## Aim
Look through the lines below and extract any with the word "icon".

## Provided entries

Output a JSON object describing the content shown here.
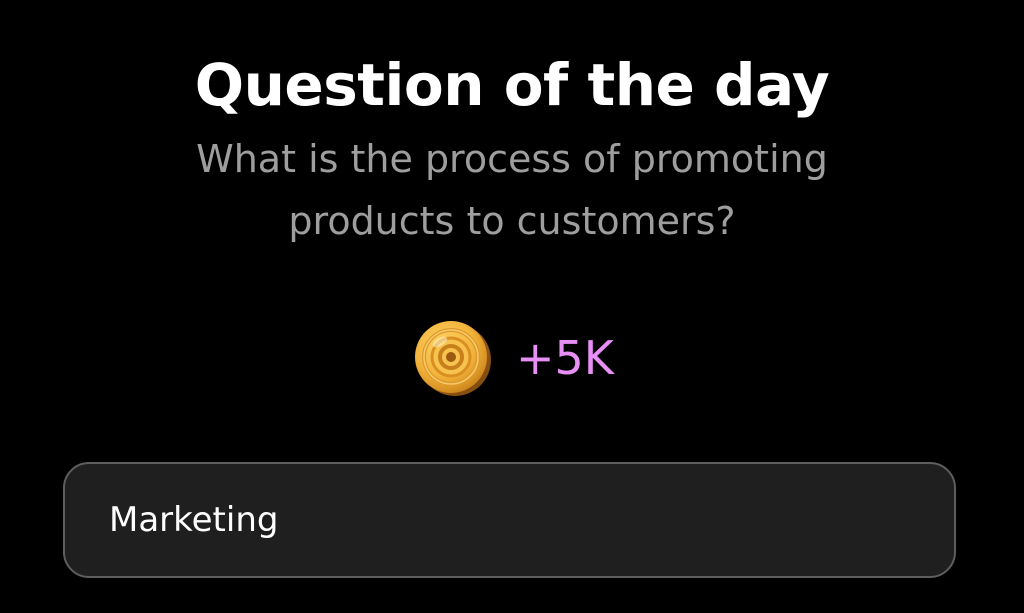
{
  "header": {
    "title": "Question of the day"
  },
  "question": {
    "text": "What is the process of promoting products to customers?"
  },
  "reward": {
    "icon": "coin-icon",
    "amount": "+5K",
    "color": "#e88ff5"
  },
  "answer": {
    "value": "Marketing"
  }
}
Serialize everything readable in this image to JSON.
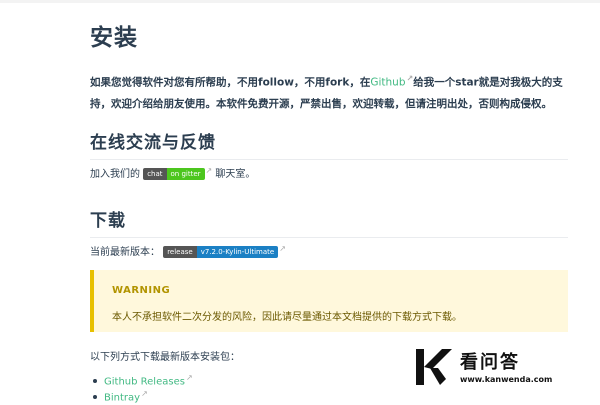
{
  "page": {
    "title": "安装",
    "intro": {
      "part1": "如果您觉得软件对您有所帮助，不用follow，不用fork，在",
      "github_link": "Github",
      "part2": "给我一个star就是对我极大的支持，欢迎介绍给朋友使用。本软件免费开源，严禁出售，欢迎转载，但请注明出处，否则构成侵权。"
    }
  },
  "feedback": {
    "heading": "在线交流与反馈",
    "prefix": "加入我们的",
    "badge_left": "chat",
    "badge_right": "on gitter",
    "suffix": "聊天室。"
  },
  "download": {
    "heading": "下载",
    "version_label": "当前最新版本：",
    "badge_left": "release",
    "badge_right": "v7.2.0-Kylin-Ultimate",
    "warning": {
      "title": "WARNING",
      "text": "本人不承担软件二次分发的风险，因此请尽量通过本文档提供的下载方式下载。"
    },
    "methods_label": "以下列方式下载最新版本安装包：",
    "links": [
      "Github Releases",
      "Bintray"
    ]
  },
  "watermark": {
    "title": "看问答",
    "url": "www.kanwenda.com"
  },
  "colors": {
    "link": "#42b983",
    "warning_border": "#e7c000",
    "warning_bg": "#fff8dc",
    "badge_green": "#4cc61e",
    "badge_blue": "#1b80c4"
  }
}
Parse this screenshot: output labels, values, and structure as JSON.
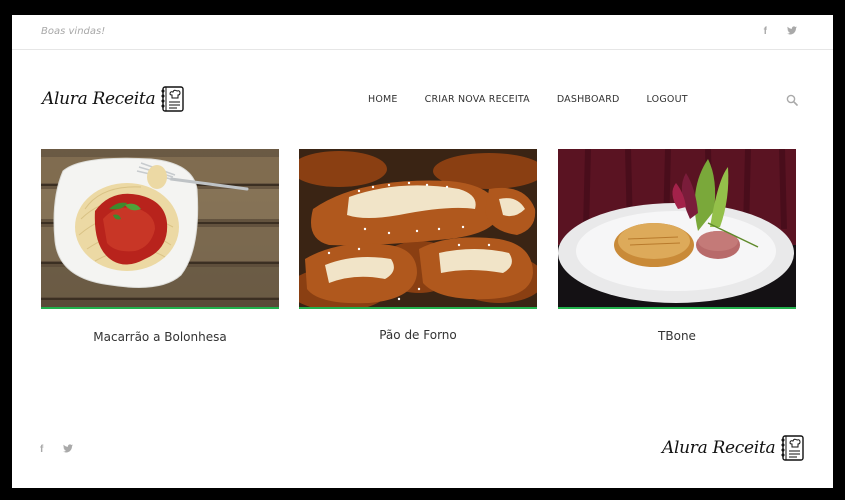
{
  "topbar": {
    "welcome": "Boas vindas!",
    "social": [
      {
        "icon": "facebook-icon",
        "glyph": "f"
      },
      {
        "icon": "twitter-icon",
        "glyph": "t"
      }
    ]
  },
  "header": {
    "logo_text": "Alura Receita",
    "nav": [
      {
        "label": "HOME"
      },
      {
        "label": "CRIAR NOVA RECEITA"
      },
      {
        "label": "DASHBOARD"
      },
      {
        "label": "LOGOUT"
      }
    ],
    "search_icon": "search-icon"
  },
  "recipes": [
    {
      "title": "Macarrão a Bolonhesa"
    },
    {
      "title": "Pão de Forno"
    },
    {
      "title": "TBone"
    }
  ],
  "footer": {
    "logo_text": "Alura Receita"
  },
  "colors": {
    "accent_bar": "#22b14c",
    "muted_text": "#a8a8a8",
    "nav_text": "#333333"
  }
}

## Solution to this problem
    "icon": "coin-icon",
        "icon": "facebook-icon",
        "icon": "twitter-icon",
    "search_icon": "search-icon"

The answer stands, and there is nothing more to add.